■ **Stated exercise**
Update the entries below by changing each "table-row" to "data-row" and leaving every other character untouched.

-- Begin Provided data --

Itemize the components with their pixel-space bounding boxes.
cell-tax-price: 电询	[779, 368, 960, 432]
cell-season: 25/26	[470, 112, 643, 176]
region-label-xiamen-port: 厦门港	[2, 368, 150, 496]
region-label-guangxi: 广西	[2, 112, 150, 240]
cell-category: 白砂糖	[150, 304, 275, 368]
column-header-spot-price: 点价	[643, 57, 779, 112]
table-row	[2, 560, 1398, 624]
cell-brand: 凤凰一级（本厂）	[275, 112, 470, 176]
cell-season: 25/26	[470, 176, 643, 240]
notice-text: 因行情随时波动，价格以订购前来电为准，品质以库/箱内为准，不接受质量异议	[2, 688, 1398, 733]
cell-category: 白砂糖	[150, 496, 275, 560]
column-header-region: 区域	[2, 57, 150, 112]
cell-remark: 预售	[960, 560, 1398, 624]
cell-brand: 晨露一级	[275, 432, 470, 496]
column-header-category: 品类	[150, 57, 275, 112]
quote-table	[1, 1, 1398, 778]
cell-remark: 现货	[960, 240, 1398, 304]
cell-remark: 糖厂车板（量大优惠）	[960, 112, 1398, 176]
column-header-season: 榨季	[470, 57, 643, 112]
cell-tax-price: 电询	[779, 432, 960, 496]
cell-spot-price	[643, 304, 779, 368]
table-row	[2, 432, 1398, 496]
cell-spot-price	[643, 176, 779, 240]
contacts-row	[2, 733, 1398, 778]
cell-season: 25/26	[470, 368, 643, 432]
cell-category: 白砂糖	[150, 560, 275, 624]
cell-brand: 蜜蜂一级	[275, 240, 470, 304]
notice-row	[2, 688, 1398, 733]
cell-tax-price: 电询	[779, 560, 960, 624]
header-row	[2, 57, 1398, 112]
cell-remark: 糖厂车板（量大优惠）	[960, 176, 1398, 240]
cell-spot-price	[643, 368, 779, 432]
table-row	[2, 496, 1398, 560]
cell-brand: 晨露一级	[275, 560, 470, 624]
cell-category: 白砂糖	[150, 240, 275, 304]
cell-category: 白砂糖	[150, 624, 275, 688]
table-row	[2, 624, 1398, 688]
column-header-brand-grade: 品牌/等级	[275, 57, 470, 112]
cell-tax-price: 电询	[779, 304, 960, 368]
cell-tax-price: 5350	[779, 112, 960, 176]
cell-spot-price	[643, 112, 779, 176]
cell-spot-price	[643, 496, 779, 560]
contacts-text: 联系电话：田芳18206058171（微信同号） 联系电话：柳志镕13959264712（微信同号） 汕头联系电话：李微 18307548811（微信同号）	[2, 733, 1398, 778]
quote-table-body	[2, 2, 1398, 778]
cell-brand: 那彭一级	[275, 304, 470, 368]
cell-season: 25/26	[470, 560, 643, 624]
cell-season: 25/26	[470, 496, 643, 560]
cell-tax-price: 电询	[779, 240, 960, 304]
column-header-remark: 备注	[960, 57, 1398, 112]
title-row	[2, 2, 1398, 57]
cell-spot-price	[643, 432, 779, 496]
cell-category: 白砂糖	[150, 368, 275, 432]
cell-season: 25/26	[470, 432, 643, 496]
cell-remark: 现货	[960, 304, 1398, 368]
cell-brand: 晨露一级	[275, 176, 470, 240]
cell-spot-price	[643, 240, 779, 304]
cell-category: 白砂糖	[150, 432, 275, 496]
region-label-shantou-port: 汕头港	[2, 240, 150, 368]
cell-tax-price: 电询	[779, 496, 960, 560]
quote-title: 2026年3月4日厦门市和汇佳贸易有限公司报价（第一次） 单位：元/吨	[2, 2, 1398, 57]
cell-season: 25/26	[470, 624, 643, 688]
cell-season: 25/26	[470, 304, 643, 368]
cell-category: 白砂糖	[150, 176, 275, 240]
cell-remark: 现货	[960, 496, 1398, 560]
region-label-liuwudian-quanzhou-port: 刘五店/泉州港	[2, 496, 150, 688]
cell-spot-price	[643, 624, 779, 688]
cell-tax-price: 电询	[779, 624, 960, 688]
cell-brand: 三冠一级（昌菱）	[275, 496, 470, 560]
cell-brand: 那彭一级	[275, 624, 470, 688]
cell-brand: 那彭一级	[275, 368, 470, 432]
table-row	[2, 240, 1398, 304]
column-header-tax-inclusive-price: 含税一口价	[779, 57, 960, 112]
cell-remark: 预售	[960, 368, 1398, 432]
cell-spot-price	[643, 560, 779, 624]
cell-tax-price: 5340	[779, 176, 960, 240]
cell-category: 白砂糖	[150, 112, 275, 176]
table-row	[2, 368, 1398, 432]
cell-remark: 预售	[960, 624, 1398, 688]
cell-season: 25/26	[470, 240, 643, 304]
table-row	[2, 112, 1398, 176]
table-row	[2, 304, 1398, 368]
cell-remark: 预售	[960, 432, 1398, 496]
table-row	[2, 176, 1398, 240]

-- End Provided data --

■ **Task result**
Itemize the components with their pixel-space bounding boxes.
cell-tax-price: 电询	[779, 368, 960, 432]
cell-season: 25/26	[470, 112, 643, 176]
region-label-xiamen-port: 厦门港	[2, 368, 150, 496]
region-label-guangxi: 广西	[2, 112, 150, 240]
cell-category: 白砂糖	[150, 304, 275, 368]
column-header-spot-price: 点价	[643, 57, 779, 112]
data-row	[2, 560, 1398, 624]
cell-brand: 凤凰一级（本厂）	[275, 112, 470, 176]
cell-season: 25/26	[470, 176, 643, 240]
notice-text: 因行情随时波动，价格以订购前来电为准，品质以库/箱内为准，不接受质量异议	[2, 688, 1398, 733]
cell-category: 白砂糖	[150, 496, 275, 560]
column-header-region: 区域	[2, 57, 150, 112]
cell-remark: 预售	[960, 560, 1398, 624]
cell-brand: 晨露一级	[275, 432, 470, 496]
column-header-category: 品类	[150, 57, 275, 112]
quote-table	[1, 1, 1398, 778]
cell-remark: 现货	[960, 240, 1398, 304]
cell-remark: 糖厂车板（量大优惠）	[960, 112, 1398, 176]
column-header-season: 榨季	[470, 57, 643, 112]
cell-tax-price: 电询	[779, 432, 960, 496]
cell-spot-price	[643, 304, 779, 368]
data-row	[2, 432, 1398, 496]
cell-spot-price	[643, 176, 779, 240]
contacts-row	[2, 733, 1398, 778]
cell-season: 25/26	[470, 368, 643, 432]
cell-category: 白砂糖	[150, 560, 275, 624]
cell-brand: 蜜蜂一级	[275, 240, 470, 304]
notice-row	[2, 688, 1398, 733]
cell-tax-price: 电询	[779, 560, 960, 624]
header-row	[2, 57, 1398, 112]
cell-remark: 糖厂车板（量大优惠）	[960, 176, 1398, 240]
cell-spot-price	[643, 368, 779, 432]
data-row	[2, 496, 1398, 560]
cell-brand: 晨露一级	[275, 560, 470, 624]
cell-category: 白砂糖	[150, 240, 275, 304]
cell-category: 白砂糖	[150, 624, 275, 688]
data-row	[2, 624, 1398, 688]
column-header-brand-grade: 品牌/等级	[275, 57, 470, 112]
cell-tax-price: 电询	[779, 304, 960, 368]
cell-tax-price: 5350	[779, 112, 960, 176]
cell-spot-price	[643, 112, 779, 176]
cell-spot-price	[643, 496, 779, 560]
contacts-text: 联系电话：田芳18206058171（微信同号） 联系电话：柳志镕13959264712（微信同号） 汕头联系电话：李微 18307548811（微信同号）	[2, 733, 1398, 778]
quote-table-body	[2, 2, 1398, 778]
cell-brand: 那彭一级	[275, 304, 470, 368]
cell-season: 25/26	[470, 560, 643, 624]
cell-season: 25/26	[470, 496, 643, 560]
cell-tax-price: 电询	[779, 240, 960, 304]
column-header-remark: 备注	[960, 57, 1398, 112]
title-row	[2, 2, 1398, 57]
cell-spot-price	[643, 432, 779, 496]
cell-category: 白砂糖	[150, 368, 275, 432]
cell-season: 25/26	[470, 432, 643, 496]
cell-remark: 现货	[960, 304, 1398, 368]
cell-brand: 晨露一级	[275, 176, 470, 240]
cell-spot-price	[643, 240, 779, 304]
cell-category: 白砂糖	[150, 432, 275, 496]
region-label-shantou-port: 汕头港	[2, 240, 150, 368]
cell-tax-price: 电询	[779, 496, 960, 560]
quote-title: 2026年3月4日厦门市和汇佳贸易有限公司报价（第一次） 单位：元/吨	[2, 2, 1398, 57]
cell-season: 25/26	[470, 624, 643, 688]
cell-season: 25/26	[470, 304, 643, 368]
cell-category: 白砂糖	[150, 176, 275, 240]
cell-remark: 现货	[960, 496, 1398, 560]
region-label-liuwudian-quanzhou-port: 刘五店/泉州港	[2, 496, 150, 688]
cell-spot-price	[643, 624, 779, 688]
cell-tax-price: 电询	[779, 624, 960, 688]
cell-brand: 三冠一级（昌菱）	[275, 496, 470, 560]
cell-brand: 那彭一级	[275, 624, 470, 688]
cell-brand: 那彭一级	[275, 368, 470, 432]
data-row	[2, 240, 1398, 304]
column-header-tax-inclusive-price: 含税一口价	[779, 57, 960, 112]
cell-remark: 预售	[960, 368, 1398, 432]
cell-spot-price	[643, 560, 779, 624]
cell-tax-price: 5340	[779, 176, 960, 240]
cell-category: 白砂糖	[150, 112, 275, 176]
data-row	[2, 368, 1398, 432]
cell-remark: 预售	[960, 624, 1398, 688]
cell-season: 25/26	[470, 240, 643, 304]
data-row	[2, 112, 1398, 176]
data-row	[2, 304, 1398, 368]
cell-remark: 预售	[960, 432, 1398, 496]
data-row	[2, 176, 1398, 240]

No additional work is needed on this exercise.